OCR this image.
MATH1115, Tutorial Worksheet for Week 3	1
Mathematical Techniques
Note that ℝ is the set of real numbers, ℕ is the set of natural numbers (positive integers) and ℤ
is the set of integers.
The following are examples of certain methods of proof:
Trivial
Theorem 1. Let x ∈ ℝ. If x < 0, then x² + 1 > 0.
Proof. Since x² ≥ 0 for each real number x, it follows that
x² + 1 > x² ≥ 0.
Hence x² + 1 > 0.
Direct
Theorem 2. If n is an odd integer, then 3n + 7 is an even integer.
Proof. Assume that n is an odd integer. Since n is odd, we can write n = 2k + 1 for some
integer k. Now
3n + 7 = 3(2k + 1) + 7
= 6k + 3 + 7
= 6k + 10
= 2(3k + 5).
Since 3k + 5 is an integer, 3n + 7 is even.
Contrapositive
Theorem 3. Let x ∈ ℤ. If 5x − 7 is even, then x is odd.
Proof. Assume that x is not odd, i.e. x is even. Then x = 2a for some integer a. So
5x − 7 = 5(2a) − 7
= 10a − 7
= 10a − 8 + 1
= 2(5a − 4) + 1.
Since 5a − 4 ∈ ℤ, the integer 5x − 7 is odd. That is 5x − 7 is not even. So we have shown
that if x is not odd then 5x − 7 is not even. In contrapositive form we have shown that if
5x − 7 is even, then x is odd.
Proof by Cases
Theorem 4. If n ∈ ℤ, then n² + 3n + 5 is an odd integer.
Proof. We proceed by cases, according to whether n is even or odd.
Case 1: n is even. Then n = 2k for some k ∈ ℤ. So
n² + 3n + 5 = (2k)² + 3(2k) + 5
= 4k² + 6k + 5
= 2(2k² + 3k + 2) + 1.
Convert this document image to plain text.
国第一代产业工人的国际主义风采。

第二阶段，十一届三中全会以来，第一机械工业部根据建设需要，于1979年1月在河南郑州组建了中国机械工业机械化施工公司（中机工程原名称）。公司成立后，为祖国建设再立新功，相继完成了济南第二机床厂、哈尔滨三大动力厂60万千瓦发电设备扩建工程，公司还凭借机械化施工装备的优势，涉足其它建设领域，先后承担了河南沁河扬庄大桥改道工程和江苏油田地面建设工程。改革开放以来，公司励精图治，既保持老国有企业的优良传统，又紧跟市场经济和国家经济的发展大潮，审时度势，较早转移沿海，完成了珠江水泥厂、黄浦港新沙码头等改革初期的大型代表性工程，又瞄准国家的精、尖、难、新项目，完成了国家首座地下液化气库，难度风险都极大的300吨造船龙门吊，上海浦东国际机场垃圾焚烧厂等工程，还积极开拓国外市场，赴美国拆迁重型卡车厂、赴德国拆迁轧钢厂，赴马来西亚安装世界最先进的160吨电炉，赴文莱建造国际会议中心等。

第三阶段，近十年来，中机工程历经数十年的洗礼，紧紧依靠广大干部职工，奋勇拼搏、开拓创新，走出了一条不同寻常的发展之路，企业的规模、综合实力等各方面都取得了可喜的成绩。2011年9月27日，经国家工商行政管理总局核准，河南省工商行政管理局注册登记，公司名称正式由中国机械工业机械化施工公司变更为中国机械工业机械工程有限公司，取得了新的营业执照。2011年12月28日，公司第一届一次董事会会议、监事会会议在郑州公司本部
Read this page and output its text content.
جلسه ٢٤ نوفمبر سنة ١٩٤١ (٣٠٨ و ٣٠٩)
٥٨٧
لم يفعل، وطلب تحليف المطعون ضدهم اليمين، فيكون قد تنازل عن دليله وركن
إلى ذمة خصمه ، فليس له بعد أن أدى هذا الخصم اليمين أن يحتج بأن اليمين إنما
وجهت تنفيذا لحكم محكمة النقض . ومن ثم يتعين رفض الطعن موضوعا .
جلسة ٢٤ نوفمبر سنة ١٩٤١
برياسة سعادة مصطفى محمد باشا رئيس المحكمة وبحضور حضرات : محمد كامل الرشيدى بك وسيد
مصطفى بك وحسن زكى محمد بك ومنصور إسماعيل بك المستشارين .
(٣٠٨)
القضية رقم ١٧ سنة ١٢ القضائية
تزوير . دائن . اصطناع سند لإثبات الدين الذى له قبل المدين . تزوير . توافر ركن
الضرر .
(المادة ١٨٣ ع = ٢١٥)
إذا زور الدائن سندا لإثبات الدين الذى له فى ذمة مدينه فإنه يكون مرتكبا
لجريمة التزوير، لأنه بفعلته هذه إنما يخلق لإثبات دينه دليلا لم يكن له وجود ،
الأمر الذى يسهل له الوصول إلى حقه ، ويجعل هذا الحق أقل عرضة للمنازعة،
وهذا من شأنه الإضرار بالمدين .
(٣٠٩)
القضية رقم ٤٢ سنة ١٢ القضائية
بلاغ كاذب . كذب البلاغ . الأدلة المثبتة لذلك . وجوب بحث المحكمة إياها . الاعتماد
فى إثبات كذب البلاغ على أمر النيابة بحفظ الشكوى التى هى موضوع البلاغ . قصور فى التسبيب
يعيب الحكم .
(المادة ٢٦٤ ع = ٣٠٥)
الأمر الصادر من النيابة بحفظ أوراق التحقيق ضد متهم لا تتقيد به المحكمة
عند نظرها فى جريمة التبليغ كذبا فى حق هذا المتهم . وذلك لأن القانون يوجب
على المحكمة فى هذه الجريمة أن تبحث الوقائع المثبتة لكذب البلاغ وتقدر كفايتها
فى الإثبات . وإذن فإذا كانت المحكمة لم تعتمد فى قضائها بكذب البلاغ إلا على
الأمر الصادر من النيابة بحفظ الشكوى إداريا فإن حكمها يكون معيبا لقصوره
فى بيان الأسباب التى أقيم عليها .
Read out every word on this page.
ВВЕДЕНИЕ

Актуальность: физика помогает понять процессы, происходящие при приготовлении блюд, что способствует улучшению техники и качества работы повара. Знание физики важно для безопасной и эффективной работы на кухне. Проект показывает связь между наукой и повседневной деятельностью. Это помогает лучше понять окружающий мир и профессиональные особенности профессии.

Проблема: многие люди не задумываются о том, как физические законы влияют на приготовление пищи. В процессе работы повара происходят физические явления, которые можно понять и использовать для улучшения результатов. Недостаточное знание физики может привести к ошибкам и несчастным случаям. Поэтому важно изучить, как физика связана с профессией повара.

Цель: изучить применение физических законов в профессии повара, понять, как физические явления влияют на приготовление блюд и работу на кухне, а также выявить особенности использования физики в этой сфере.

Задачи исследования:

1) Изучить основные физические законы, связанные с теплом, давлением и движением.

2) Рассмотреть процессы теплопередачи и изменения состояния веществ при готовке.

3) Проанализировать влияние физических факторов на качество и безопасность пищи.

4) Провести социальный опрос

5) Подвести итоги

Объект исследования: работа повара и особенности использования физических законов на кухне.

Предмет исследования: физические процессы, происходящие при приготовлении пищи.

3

_ _ _ _ _ _ _

Quote each line of the data above exactly as written.

OCR this image.
MATH1115, Tutorial Worksheet for Week 3	1
Mathematical Techniques
Note that ℝ is the set of real numbers, ℕ is the set of natural numbers (positive integers) and ℤ
is the set of integers.
The following are examples of certain methods of proof:
Trivial
Theorem 1. Let x ∈ ℝ. If x < 0, then x² + 1 > 0.
Proof. Since x² ≥ 0 for each real number x, it follows that
x² + 1 > x² ≥ 0.
Hence x² + 1 > 0.
Direct
Theorem 2. If n is an odd integer, then 3n + 7 is an even integer.
Proof. Assume that n is an odd integer. Since n is odd, we can write n = 2k + 1 for some
integer k. Now
3n + 7 = 3(2k + 1) + 7
= 6k + 3 + 7
= 6k + 10
= 2(3k + 5).
Since 3k + 5 is an integer, 3n + 7 is even.
Contrapositive
Theorem 3. Let x ∈ ℤ. If 5x − 7 is even, then x is odd.
Proof. Assume that x is not odd, i.e. x is even. Then x = 2a for some integer a. So
5x − 7 = 5(2a) − 7
= 10a − 7
= 10a − 8 + 1
= 2(5a − 4) + 1.
Since 5a − 4 ∈ ℤ, the integer 5x − 7 is odd. That is 5x − 7 is not even. So we have shown
that if x is not odd then 5x − 7 is not even. In contrapositive form we have shown that if
5x − 7 is even, then x is odd.
Proof by Cases
Theorem 4. If n ∈ ℤ, then n² + 3n + 5 is an odd integer.
Proof. We proceed by cases, according to whether n is even or odd.
Case 1: n is even. Then n = 2k for some k ∈ ℤ. So
n² + 3n + 5 = (2k)² + 3(2k) + 5
= 4k² + 6k + 5
= 2(2k² + 3k + 2) + 1.
Convert this document image to plain text.
国第一代产业工人的国际主义风采。

第二阶段，十一届三中全会以来，第一机械工业部根据建设需要，于1979年1月在河南郑州组建了中国机械工业机械化施工公司（中机工程原名称）。公司成立后，为祖国建设再立新功，相继完成了济南第二机床厂、哈尔滨三大动力厂60万千瓦发电设备扩建工程，公司还凭借机械化施工装备的优势，涉足其它建设领域，先后承担了河南沁河扬庄大桥改道工程和江苏油田地面建设工程。改革开放以来，公司励精图治，既保持老国有企业的优良传统，又紧跟市场经济和国家经济的发展大潮，审时度势，较早转移沿海，完成了珠江水泥厂、黄浦港新沙码头等改革初期的大型代表性工程，又瞄准国家的精、尖、难、新项目，完成了国家首座地下液化气库，难度风险都极大的300吨造船龙门吊，上海浦东国际机场垃圾焚烧厂等工程，还积极开拓国外市场，赴美国拆迁重型卡车厂、赴德国拆迁轧钢厂，赴马来西亚安装世界最先进的160吨电炉，赴文莱建造国际会议中心等。

第三阶段，近十年来，中机工程历经数十年的洗礼，紧紧依靠广大干部职工，奋勇拼搏、开拓创新，走出了一条不同寻常的发展之路，企业的规模、综合实力等各方面都取得了可喜的成绩。2011年9月27日，经国家工商行政管理总局核准，河南省工商行政管理局注册登记，公司名称正式由中国机械工业机械化施工公司变更为中国机械工业机械工程有限公司，取得了新的营业执照。2011年12月28日，公司第一届一次董事会会议、监事会会议在郑州公司本部
Read this page and output its text content.
جلسه ٢٤ نوفمبر سنة ١٩٤١ (٣٠٨ و ٣٠٩)
٥٨٧
لم يفعل، وطلب تحليف المطعون ضدهم اليمين، فيكون قد تنازل عن دليله وركن
إلى ذمة خصمه ، فليس له بعد أن أدى هذا الخصم اليمين أن يحتج بأن اليمين إنما
وجهت تنفيذا لحكم محكمة النقض . ومن ثم يتعين رفض الطعن موضوعا .
جلسة ٢٤ نوفمبر سنة ١٩٤١
برياسة سعادة مصطفى محمد باشا رئيس المحكمة وبحضور حضرات : محمد كامل الرشيدى بك وسيد
مصطفى بك وحسن زكى محمد بك ومنصور إسماعيل بك المستشارين .
(٣٠٨)
القضية رقم ١٧ سنة ١٢ القضائية
تزوير . دائن . اصطناع سند لإثبات الدين الذى له قبل المدين . تزوير . توافر ركن
الضرر .
(المادة ١٨٣ ع = ٢١٥)
إذا زور الدائن سندا لإثبات الدين الذى له فى ذمة مدينه فإنه يكون مرتكبا
لجريمة التزوير، لأنه بفعلته هذه إنما يخلق لإثبات دينه دليلا لم يكن له وجود ،
الأمر الذى يسهل له الوصول إلى حقه ، ويجعل هذا الحق أقل عرضة للمنازعة،
وهذا من شأنه الإضرار بالمدين .
(٣٠٩)
القضية رقم ٤٢ سنة ١٢ القضائية
بلاغ كاذب . كذب البلاغ . الأدلة المثبتة لذلك . وجوب بحث المحكمة إياها . الاعتماد
فى إثبات كذب البلاغ على أمر النيابة بحفظ الشكوى التى هى موضوع البلاغ . قصور فى التسبيب
يعيب الحكم .
(المادة ٢٦٤ ع = ٣٠٥)
الأمر الصادر من النيابة بحفظ أوراق التحقيق ضد متهم لا تتقيد به المحكمة
عند نظرها فى جريمة التبليغ كذبا فى حق هذا المتهم . وذلك لأن القانون يوجب
على المحكمة فى هذه الجريمة أن تبحث الوقائع المثبتة لكذب البلاغ وتقدر كفايتها
فى الإثبات . وإذن فإذا كانت المحكمة لم تعتمد فى قضائها بكذب البلاغ إلا على
الأمر الصادر من النيابة بحفظ الشكوى إداريا فإن حكمها يكون معيبا لقصوره
فى بيان الأسباب التى أقيم عليها .
Read out every word on this page.
ВВЕДЕНИЕ

Актуальность: физика помогает понять процессы, происходящие при приготовлении блюд, что способствует улучшению техники и качества работы повара. Знание физики важно для безопасной и эффективной работы на кухне. Проект показывает связь между наукой и повседневной деятельностью. Это помогает лучше понять окружающий мир и профессиональные особенности профессии.

Проблема: многие люди не задумываются о том, как физические законы влияют на приготовление пищи. В процессе работы повара происходят физические явления, которые можно понять и использовать для улучшения результатов. Недостаточное знание физики может привести к ошибкам и несчастным случаям. Поэтому важно изучить, как физика связана с профессией повара.

Цель: изучить применение физических законов в профессии повара, понять, как физические явления влияют на приготовление блюд и работу на кухне, а также выявить особенности использования физики в этой сфере.

Задачи исследования:

1) Изучить основные физические законы, связанные с теплом, давлением и движением.

2) Рассмотреть процессы теплопередачи и изменения состояния веществ при готовке.

3) Проанализировать влияние физических факторов на качество и безопасность пищи.

4) Провести социальный опрос

5) Подвести итоги

Объект исследования: работа повара и особенности использования физических законов на кухне.

Предмет исследования: физические процессы, происходящие при приготовлении пищи.

3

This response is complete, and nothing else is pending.